Dataset excerpt:
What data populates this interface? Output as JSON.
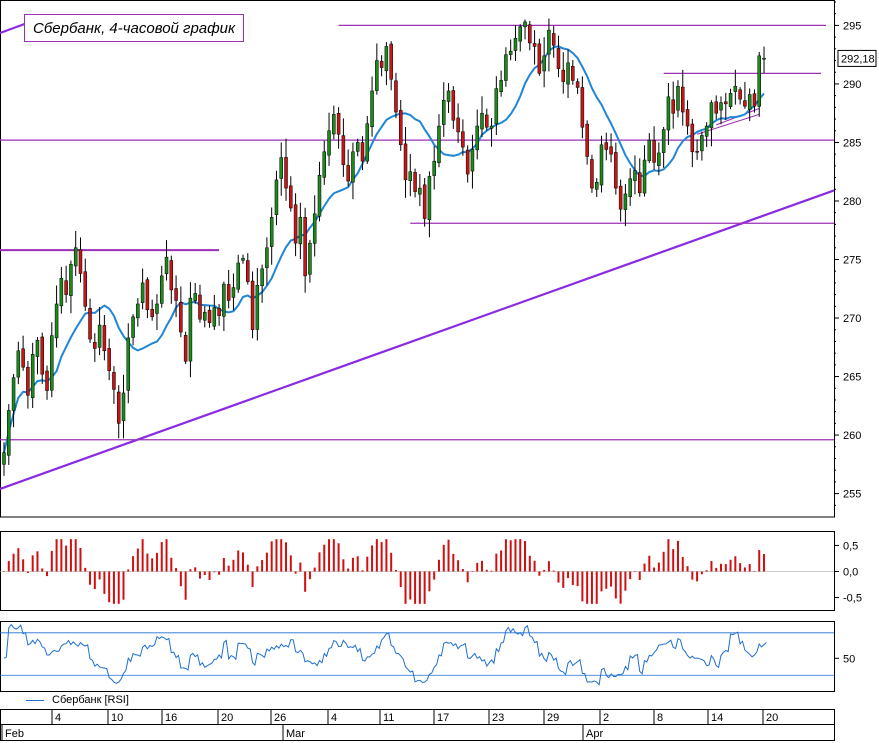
{
  "chart_data": [
    {
      "type": "candlestick",
      "title": "Сбербанк, 4-часовой график",
      "ylim": [
        253,
        297
      ],
      "y_ticks": [
        "255",
        "260",
        "265",
        "270",
        "275",
        "280",
        "285",
        "290",
        "295"
      ],
      "last_price": "292,18",
      "colors": {
        "up": "#1a8a1a",
        "down": "#c81414",
        "wick": "#000000",
        "sma": "#1f86d8",
        "levels": "#9b30b4",
        "trendline": "#8a2be2"
      },
      "moving_average": "blue smoothed line",
      "horizontal_levels": [
        {
          "price": 295.0,
          "from_index": 70,
          "to_index": 166
        },
        {
          "price": 290.9,
          "from_index": 138,
          "to_index": 166
        },
        {
          "price": 285.2,
          "from_index": 0,
          "to_index": 166
        },
        {
          "price": 278.1,
          "from_index": 85,
          "to_index": 166
        },
        {
          "price": 275.8,
          "from_index": 0,
          "to_index": 45
        },
        {
          "price": 259.6,
          "from_index": 0,
          "to_index": 166
        }
      ],
      "trendline": {
        "from_index": 0,
        "from_price": 255.4,
        "to_index": 166,
        "to_price": 280.9
      },
      "triangle_lines": [
        {
          "from_index": 145,
          "from_price": 285.7,
          "to_index": 158,
          "to_price": 287.4
        },
        {
          "from_index": 149,
          "from_price": 286.5,
          "to_index": 158,
          "to_price": 287.9
        }
      ],
      "closes": [
        258.5,
        262.1,
        264.9,
        267.2,
        265.8,
        263.4,
        266.9,
        268.1,
        265.2,
        263.8,
        268.5,
        271.2,
        273.4,
        272.0,
        274.6,
        276.0,
        273.8,
        271.0,
        268.2,
        267.4,
        269.4,
        267.2,
        265.5,
        263.9,
        261.0,
        263.6,
        268.3,
        270.1,
        271.2,
        273.0,
        270.7,
        270.1,
        271.2,
        273.6,
        275.2,
        272.4,
        271.5,
        268.8,
        266.3,
        271.7,
        272.1,
        269.9,
        270.5,
        269.6,
        270.9,
        270.2,
        272.9,
        271.5,
        272.6,
        274.7,
        275.1,
        273.1,
        269.0,
        272.8,
        274.2,
        276.0,
        278.6,
        281.8,
        283.7,
        281.1,
        279.4,
        276.4,
        278.6,
        273.6,
        276.4,
        278.9,
        282.2,
        284.2,
        286.0,
        287.4,
        285.7,
        283.1,
        281.7,
        284.2,
        285.0,
        283.4,
        286.6,
        289.4,
        292.0,
        291.4,
        293.2,
        290.4,
        287.6,
        284.8,
        281.8,
        282.5,
        280.8,
        281.1,
        278.5,
        282.1,
        283.4,
        286.4,
        288.6,
        289.4,
        286.9,
        285.9,
        284.6,
        282.3,
        284.4,
        286.4,
        287.5,
        286.3,
        286.4,
        289.6,
        290.3,
        292.5,
        292.8,
        293.9,
        294.9,
        295.3,
        293.5,
        293.2,
        290.9,
        292.4,
        294.6,
        293.3,
        291.3,
        290.2,
        291.8,
        290.3,
        289.7,
        286.3,
        283.8,
        281.1,
        281.6,
        284.8,
        284.4,
        284.0,
        281.1,
        279.3,
        280.6,
        281.9,
        282.6,
        280.7,
        283.5,
        285.2,
        283.3,
        284.1,
        286.1,
        288.9,
        287.5,
        289.8,
        287.6,
        286.4,
        284.2,
        284.2,
        285.6,
        286.4,
        288.4,
        287.5,
        288.4,
        288.3,
        289.2,
        289.8,
        288.7,
        288.1,
        289.1,
        288.1,
        292.4,
        292.2
      ],
      "subcharts": [
        {
          "name": "oscillator",
          "y_ticks": [
            "0,5",
            "0,0",
            "-0,5"
          ],
          "ylim": [
            -0.7,
            0.7
          ]
        },
        {
          "name": "rsi",
          "series_label": "Сбербанк [RSI]",
          "y_ticks": [
            "50"
          ],
          "ylim": [
            15,
            88
          ],
          "bands": [
            30,
            80
          ]
        }
      ],
      "x_axis": {
        "days": [
          "4",
          "10",
          "16",
          "20",
          "26",
          "4",
          "11",
          "17",
          "23",
          "29",
          "2",
          "8",
          "14",
          "20"
        ],
        "months": [
          "Feb",
          "Mar",
          "Apr"
        ]
      }
    }
  ]
}
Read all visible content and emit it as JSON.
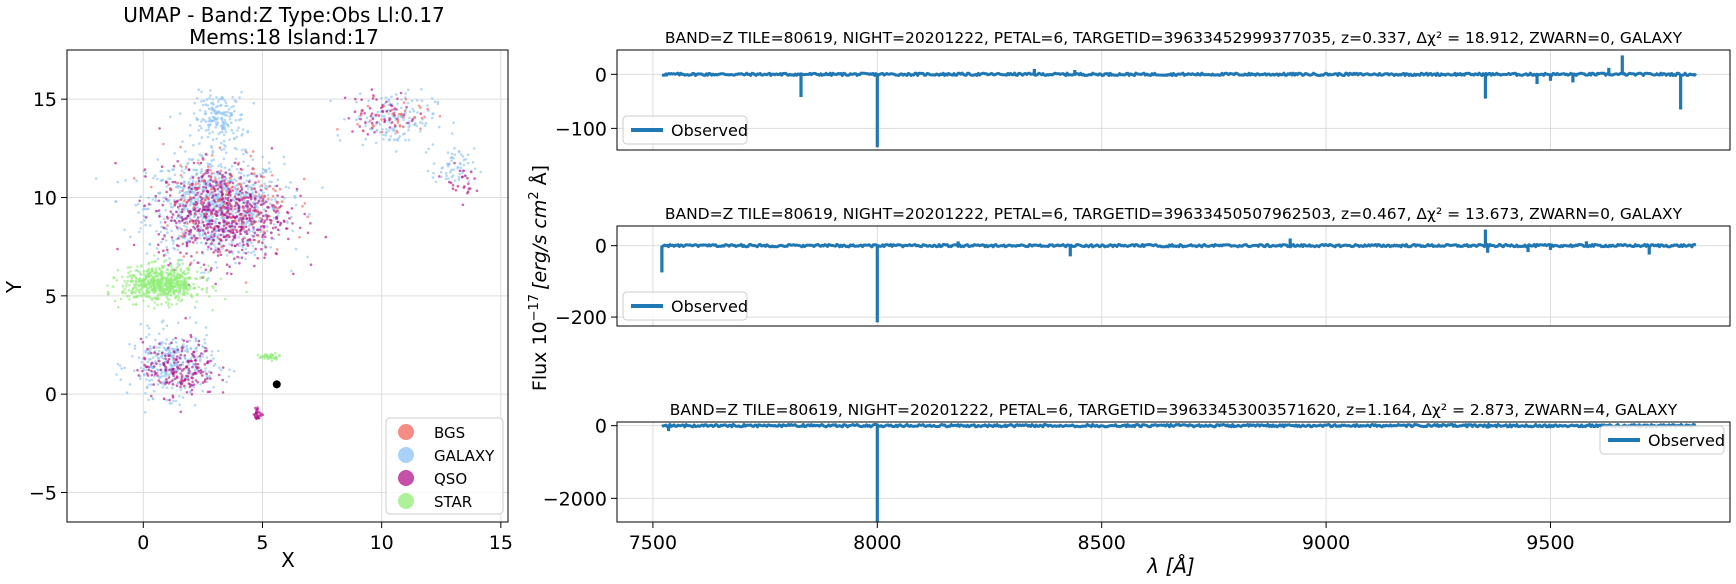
{
  "figure": {
    "flux_ylabel": "Flux 10",
    "flux_ylabel_exp": "−17",
    "flux_ylabel_units": "[erg/s cm",
    "flux_ylabel_units_exp": "2",
    "flux_ylabel_units_end": " Å]",
    "wavelength_xlabel": "λ [Å]"
  },
  "chart_data": [
    {
      "type": "scatter",
      "title_line1": "UMAP  -  Band:Z Type:Obs Ll:0.17",
      "title_line2": "Mems:18 Island:17",
      "xlabel": "X",
      "ylabel": "Y",
      "xlim": [
        -3.2,
        15.3
      ],
      "ylim": [
        -6.5,
        17.5
      ],
      "xticks": [
        0,
        5,
        10,
        15
      ],
      "yticks": [
        -5,
        0,
        5,
        10,
        15
      ],
      "grid": true,
      "legend_position": "lower-right",
      "series": [
        {
          "name": "BGS",
          "color": "#f4645c"
        },
        {
          "name": "GALAXY",
          "color": "#8ec3f5"
        },
        {
          "name": "QSO",
          "color": "#b3148a"
        },
        {
          "name": "STAR",
          "color": "#92ee7a"
        }
      ],
      "highlight": {
        "x": 5.6,
        "y": 0.5,
        "color": "#000000"
      },
      "clusters": [
        {
          "series": "GALAXY",
          "cx": 3.0,
          "cy": 9.5,
          "sx": 2.6,
          "sy": 2.3,
          "n": 900
        },
        {
          "series": "GALAXY",
          "cx": 3.2,
          "cy": 14.0,
          "sx": 1.0,
          "sy": 1.2,
          "n": 180
        },
        {
          "series": "GALAXY",
          "cx": 1.2,
          "cy": 1.5,
          "sx": 1.6,
          "sy": 1.5,
          "n": 320
        },
        {
          "series": "GALAXY",
          "cx": 10.5,
          "cy": 14.0,
          "sx": 1.6,
          "sy": 1.3,
          "n": 140
        },
        {
          "series": "GALAXY",
          "cx": 13.0,
          "cy": 11.5,
          "sx": 0.8,
          "sy": 0.9,
          "n": 60
        },
        {
          "series": "QSO",
          "cx": 3.3,
          "cy": 9.2,
          "sx": 2.4,
          "sy": 2.2,
          "n": 650
        },
        {
          "series": "QSO",
          "cx": 1.5,
          "cy": 1.3,
          "sx": 1.4,
          "sy": 1.3,
          "n": 200
        },
        {
          "series": "QSO",
          "cx": 4.8,
          "cy": -1.0,
          "sx": 0.15,
          "sy": 0.3,
          "n": 30
        },
        {
          "series": "QSO",
          "cx": 10.0,
          "cy": 14.3,
          "sx": 1.4,
          "sy": 1.0,
          "n": 60
        },
        {
          "series": "QSO",
          "cx": 13.2,
          "cy": 10.8,
          "sx": 0.6,
          "sy": 0.7,
          "n": 25
        },
        {
          "series": "BGS",
          "cx": 3.5,
          "cy": 9.8,
          "sx": 2.4,
          "sy": 2.4,
          "n": 160
        },
        {
          "series": "BGS",
          "cx": 10.5,
          "cy": 14.0,
          "sx": 1.5,
          "sy": 1.1,
          "n": 40
        },
        {
          "series": "STAR",
          "cx": 0.8,
          "cy": 5.6,
          "sx": 1.5,
          "sy": 0.8,
          "n": 650
        },
        {
          "series": "STAR",
          "cx": 5.3,
          "cy": 1.9,
          "sx": 0.4,
          "sy": 0.15,
          "n": 40
        }
      ]
    },
    {
      "type": "line",
      "title": "BAND=Z TILE=80619, NIGHT=20201222, PETAL=6, TARGETID=39633452999377035, z=0.337, Δχ² = 18.912, ZWARN=0, GALAXY",
      "xlim": [
        7420,
        9900
      ],
      "ylim": [
        -140,
        45
      ],
      "yticks": [
        -100,
        0
      ],
      "ytick_labels": [
        "−100",
        "0"
      ],
      "legend": "Observed",
      "legend_position": "lower-left",
      "color": "#1f77b4",
      "baseline": 0,
      "x_range": [
        7520,
        9825
      ],
      "features": [
        [
          7530,
          -4
        ],
        [
          7830,
          -42
        ],
        [
          8000,
          -135
        ],
        [
          8350,
          10
        ],
        [
          8440,
          8
        ],
        [
          9355,
          -45
        ],
        [
          9470,
          -18
        ],
        [
          9500,
          -12
        ],
        [
          9550,
          -15
        ],
        [
          9630,
          12
        ],
        [
          9660,
          35
        ],
        [
          9790,
          -65
        ]
      ]
    },
    {
      "type": "line",
      "title": "BAND=Z TILE=80619, NIGHT=20201222, PETAL=6, TARGETID=39633450507962503, z=0.467, Δχ² = 13.673, ZWARN=0, GALAXY",
      "xlim": [
        7420,
        9900
      ],
      "ylim": [
        -225,
        55
      ],
      "yticks": [
        -200,
        0
      ],
      "ytick_labels": [
        "−200",
        "0"
      ],
      "legend": "Observed",
      "legend_position": "lower-left",
      "color": "#1f77b4",
      "baseline": 0,
      "x_range": [
        7520,
        9825
      ],
      "features": [
        [
          7520,
          -75
        ],
        [
          8000,
          -215
        ],
        [
          8180,
          12
        ],
        [
          8430,
          -30
        ],
        [
          8920,
          20
        ],
        [
          9355,
          45
        ],
        [
          9360,
          -20
        ],
        [
          9450,
          -18
        ],
        [
          9500,
          -12
        ],
        [
          9580,
          12
        ],
        [
          9720,
          -25
        ]
      ]
    },
    {
      "type": "line",
      "title": "BAND=Z TILE=80619, NIGHT=20201222, PETAL=6, TARGETID=39633453003571620, z=1.164, Δχ² = 2.873, ZWARN=4, GALAXY",
      "xlabel": "λ [Å]",
      "xlim": [
        7420,
        9900
      ],
      "ylim": [
        -2650,
        100
      ],
      "yticks": [
        -2000,
        0
      ],
      "ytick_labels": [
        "−2000",
        "0"
      ],
      "xticks": [
        7500,
        8000,
        8500,
        9000,
        9500
      ],
      "legend": "Observed",
      "legend_position": "upper-right",
      "color": "#1f77b4",
      "baseline": 0,
      "x_range": [
        7520,
        9825
      ],
      "features": [
        [
          7535,
          -150
        ],
        [
          8000,
          -2650
        ],
        [
          9360,
          -80
        ]
      ]
    }
  ]
}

WRITTEN INSTRUCTION
From the entries above, collect every line with the string "ZWARN" in it.

COMPLETED TASK
      "title": "BAND=Z TILE=80619, NIGHT=20201222, PETAL=6, TARGETID=39633452999377035, z=0.337, Δχ² = 18.912, ZWARN=0, GALAXY",
      "title": "BAND=Z TILE=80619, NIGHT=20201222, PETAL=6, TARGETID=39633450507962503, z=0.467, Δχ² = 13.673, ZWARN=0, GALAXY",
      "title": "BAND=Z TILE=80619, NIGHT=20201222, PETAL=6, TARGETID=39633453003571620, z=1.164, Δχ² = 2.873, ZWARN=4, GALAXY",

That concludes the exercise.